• _Entries_:
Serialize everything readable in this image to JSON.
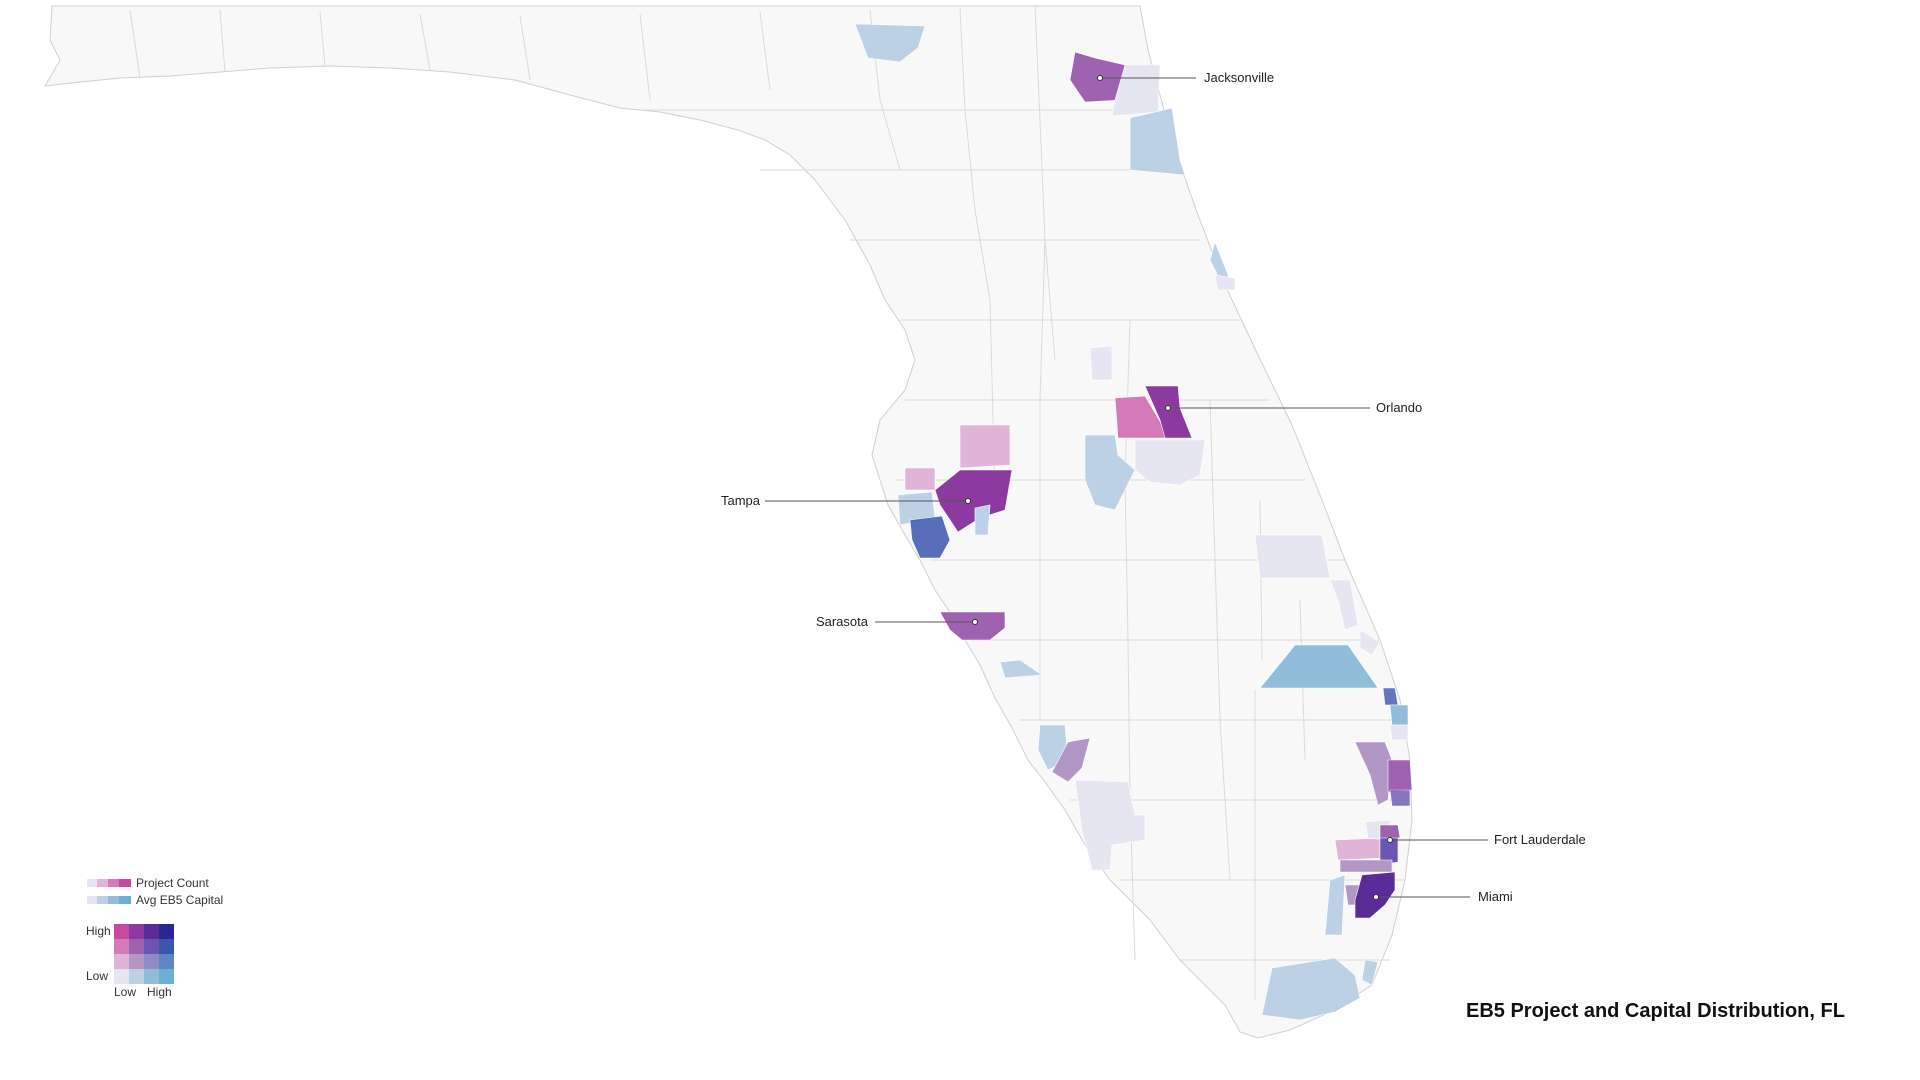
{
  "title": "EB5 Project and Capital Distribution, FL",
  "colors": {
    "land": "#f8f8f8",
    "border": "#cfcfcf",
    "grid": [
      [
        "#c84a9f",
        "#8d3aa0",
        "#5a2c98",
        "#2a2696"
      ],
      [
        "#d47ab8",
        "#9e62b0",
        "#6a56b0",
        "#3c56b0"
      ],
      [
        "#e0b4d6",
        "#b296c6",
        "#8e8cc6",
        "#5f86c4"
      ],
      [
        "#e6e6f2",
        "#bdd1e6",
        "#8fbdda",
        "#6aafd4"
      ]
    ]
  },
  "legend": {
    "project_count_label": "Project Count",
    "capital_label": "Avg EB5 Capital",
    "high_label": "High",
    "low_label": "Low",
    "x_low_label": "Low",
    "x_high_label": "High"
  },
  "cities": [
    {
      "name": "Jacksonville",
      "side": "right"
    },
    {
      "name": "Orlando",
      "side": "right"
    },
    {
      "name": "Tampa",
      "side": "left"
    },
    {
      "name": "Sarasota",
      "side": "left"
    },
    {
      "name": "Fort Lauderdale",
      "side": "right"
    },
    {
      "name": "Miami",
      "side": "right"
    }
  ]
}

• _Task requirements_: All the records need to be repeated exactly, with the images dropped.

• _Result for this task_:
Serialize everything readable in this image to JSON.
{
  "title": "EB5 Project and Capital Distribution, FL",
  "colors": {
    "land": "#f8f8f8",
    "border": "#cfcfcf",
    "grid": [
      [
        "#c84a9f",
        "#8d3aa0",
        "#5a2c98",
        "#2a2696"
      ],
      [
        "#d47ab8",
        "#9e62b0",
        "#6a56b0",
        "#3c56b0"
      ],
      [
        "#e0b4d6",
        "#b296c6",
        "#8e8cc6",
        "#5f86c4"
      ],
      [
        "#e6e6f2",
        "#bdd1e6",
        "#8fbdda",
        "#6aafd4"
      ]
    ]
  },
  "legend": {
    "project_count_label": "Project Count",
    "capital_label": "Avg EB5 Capital",
    "high_label": "High",
    "low_label": "Low",
    "x_low_label": "Low",
    "x_high_label": "High"
  },
  "cities": [
    {
      "name": "Jacksonville",
      "side": "right"
    },
    {
      "name": "Orlando",
      "side": "right"
    },
    {
      "name": "Tampa",
      "side": "left"
    },
    {
      "name": "Sarasota",
      "side": "left"
    },
    {
      "name": "Fort Lauderdale",
      "side": "right"
    },
    {
      "name": "Miami",
      "side": "right"
    }
  ]
}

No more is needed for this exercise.